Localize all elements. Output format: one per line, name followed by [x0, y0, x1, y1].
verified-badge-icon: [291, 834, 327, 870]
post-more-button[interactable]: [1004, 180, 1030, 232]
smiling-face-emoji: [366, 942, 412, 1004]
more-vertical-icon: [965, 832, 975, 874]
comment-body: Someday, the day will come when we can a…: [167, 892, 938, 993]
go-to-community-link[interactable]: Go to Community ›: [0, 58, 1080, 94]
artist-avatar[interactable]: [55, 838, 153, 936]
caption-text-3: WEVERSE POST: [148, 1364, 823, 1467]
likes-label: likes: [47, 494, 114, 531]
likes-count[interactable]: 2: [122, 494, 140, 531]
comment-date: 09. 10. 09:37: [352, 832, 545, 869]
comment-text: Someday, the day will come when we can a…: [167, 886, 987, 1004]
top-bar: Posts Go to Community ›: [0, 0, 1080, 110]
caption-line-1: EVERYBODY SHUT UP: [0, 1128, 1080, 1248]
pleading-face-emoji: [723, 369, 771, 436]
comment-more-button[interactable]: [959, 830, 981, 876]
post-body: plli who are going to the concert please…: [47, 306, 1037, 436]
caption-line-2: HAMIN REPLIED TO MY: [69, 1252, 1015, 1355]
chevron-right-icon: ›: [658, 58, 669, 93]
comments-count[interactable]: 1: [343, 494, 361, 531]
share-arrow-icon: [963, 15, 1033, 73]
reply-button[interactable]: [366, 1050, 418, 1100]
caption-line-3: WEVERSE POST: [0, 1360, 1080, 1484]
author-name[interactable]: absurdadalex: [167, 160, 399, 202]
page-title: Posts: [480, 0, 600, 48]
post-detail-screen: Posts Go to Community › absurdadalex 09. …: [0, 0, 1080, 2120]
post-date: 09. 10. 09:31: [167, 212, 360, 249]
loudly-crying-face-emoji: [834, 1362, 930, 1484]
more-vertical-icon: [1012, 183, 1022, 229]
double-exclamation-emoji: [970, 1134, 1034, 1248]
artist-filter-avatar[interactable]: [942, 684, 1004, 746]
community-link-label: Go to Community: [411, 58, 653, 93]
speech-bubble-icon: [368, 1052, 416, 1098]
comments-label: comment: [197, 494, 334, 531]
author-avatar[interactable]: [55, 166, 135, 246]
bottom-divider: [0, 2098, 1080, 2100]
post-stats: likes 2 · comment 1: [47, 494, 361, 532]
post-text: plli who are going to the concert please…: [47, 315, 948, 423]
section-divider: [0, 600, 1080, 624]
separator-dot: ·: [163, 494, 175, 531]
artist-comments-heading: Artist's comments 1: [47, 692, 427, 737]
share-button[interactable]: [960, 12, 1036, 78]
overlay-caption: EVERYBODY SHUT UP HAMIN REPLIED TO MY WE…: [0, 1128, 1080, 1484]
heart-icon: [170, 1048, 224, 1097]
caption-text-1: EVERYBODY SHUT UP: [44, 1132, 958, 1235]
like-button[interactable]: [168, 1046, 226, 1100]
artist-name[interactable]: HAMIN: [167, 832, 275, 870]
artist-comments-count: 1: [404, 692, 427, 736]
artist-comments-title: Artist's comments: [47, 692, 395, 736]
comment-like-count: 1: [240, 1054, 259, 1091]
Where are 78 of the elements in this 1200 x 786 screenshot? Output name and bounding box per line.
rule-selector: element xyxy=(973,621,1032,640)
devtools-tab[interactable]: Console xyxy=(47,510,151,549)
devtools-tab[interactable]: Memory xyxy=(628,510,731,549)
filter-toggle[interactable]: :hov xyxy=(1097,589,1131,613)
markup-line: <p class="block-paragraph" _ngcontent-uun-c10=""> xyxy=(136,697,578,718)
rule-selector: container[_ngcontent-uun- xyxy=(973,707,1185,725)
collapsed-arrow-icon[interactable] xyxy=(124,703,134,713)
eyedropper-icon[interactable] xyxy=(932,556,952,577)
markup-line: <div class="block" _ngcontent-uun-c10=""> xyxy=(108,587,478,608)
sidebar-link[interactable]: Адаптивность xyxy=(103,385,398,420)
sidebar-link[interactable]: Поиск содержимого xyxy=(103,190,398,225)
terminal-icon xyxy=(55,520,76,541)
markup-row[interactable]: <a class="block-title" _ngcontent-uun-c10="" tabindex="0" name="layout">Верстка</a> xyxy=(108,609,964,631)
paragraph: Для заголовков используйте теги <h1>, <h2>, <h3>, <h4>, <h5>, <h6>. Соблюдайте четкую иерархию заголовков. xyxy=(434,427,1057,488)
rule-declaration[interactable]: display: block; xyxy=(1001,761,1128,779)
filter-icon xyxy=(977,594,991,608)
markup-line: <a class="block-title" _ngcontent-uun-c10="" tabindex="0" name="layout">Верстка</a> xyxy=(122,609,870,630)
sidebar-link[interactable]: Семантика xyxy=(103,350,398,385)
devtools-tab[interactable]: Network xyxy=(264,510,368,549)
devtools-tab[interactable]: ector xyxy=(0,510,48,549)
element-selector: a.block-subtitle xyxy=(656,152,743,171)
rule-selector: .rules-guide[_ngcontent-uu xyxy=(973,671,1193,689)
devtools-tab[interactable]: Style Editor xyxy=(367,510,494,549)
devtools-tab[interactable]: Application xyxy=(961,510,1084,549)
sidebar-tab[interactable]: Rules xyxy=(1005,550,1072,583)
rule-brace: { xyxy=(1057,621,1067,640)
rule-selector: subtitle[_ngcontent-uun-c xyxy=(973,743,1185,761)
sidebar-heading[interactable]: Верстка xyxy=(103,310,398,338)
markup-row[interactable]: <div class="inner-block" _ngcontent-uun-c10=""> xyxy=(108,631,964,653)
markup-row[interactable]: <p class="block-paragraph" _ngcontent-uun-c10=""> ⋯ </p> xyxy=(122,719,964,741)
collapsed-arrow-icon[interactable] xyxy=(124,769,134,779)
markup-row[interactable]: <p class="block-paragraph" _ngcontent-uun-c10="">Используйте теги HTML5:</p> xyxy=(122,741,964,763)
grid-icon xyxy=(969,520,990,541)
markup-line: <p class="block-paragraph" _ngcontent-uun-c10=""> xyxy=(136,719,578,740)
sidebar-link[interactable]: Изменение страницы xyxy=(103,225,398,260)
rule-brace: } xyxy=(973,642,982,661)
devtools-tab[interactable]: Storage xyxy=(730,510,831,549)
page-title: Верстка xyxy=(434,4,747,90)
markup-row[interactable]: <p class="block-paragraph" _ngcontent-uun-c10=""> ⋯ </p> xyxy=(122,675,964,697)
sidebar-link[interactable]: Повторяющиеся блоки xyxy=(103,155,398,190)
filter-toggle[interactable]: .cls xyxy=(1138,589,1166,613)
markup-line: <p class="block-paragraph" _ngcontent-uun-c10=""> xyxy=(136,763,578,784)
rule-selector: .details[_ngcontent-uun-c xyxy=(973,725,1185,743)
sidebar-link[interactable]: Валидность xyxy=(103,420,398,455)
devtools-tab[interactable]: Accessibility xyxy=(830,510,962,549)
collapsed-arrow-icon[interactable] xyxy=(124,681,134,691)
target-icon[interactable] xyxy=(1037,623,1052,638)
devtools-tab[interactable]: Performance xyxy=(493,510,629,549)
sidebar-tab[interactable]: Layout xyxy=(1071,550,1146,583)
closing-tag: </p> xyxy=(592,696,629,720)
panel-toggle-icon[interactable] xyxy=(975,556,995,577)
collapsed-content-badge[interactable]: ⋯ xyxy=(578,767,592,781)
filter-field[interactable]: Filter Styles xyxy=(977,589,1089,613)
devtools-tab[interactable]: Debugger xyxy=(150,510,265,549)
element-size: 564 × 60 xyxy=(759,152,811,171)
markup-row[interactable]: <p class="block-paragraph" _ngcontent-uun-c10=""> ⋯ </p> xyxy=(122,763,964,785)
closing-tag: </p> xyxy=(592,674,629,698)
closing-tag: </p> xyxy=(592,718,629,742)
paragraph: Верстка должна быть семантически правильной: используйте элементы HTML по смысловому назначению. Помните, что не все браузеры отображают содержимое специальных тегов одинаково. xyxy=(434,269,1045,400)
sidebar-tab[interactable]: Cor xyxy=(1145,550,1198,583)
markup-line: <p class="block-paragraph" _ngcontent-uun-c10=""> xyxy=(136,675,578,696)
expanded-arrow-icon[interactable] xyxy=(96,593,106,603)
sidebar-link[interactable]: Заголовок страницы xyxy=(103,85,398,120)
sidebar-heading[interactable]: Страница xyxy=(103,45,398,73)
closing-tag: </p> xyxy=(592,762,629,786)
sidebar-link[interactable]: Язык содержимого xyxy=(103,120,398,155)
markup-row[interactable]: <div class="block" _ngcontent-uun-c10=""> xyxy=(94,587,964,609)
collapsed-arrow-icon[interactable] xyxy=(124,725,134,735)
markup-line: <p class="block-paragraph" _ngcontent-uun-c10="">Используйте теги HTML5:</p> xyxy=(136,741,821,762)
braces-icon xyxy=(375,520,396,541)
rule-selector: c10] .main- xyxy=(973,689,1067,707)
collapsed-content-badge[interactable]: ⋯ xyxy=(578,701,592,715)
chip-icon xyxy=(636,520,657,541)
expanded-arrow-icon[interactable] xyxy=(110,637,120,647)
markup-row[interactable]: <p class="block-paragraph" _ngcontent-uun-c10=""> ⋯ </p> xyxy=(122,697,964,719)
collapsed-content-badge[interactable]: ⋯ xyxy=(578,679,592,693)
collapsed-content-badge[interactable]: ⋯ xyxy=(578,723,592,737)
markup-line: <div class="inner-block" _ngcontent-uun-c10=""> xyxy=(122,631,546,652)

☆ ☆ ☆ ☆ ☆

> [What the exercise asks]: Reproduce verbatim the records from their first line through the line containing "comment-date: 09. 10.", including both of those lines.

> [Finished task]:
Localize all elements. Output format: one per line, name followed by [x0, y0, x1, y1].
verified-badge-icon: [291, 834, 327, 870]
post-more-button[interactable]: [1004, 180, 1030, 232]
smiling-face-emoji: [366, 942, 412, 1004]
more-vertical-icon: [965, 832, 975, 874]
comment-body: Someday, the day will come when we can a…: [167, 892, 938, 993]
go-to-community-link[interactable]: Go to Community ›: [0, 58, 1080, 94]
artist-avatar[interactable]: [55, 838, 153, 936]
caption-text-3: WEVERSE POST: [148, 1364, 823, 1467]
likes-label: likes: [47, 494, 114, 531]
likes-count[interactable]: 2: [122, 494, 140, 531]
comment-date: 09. 10. 09:37: [352, 832, 545, 869]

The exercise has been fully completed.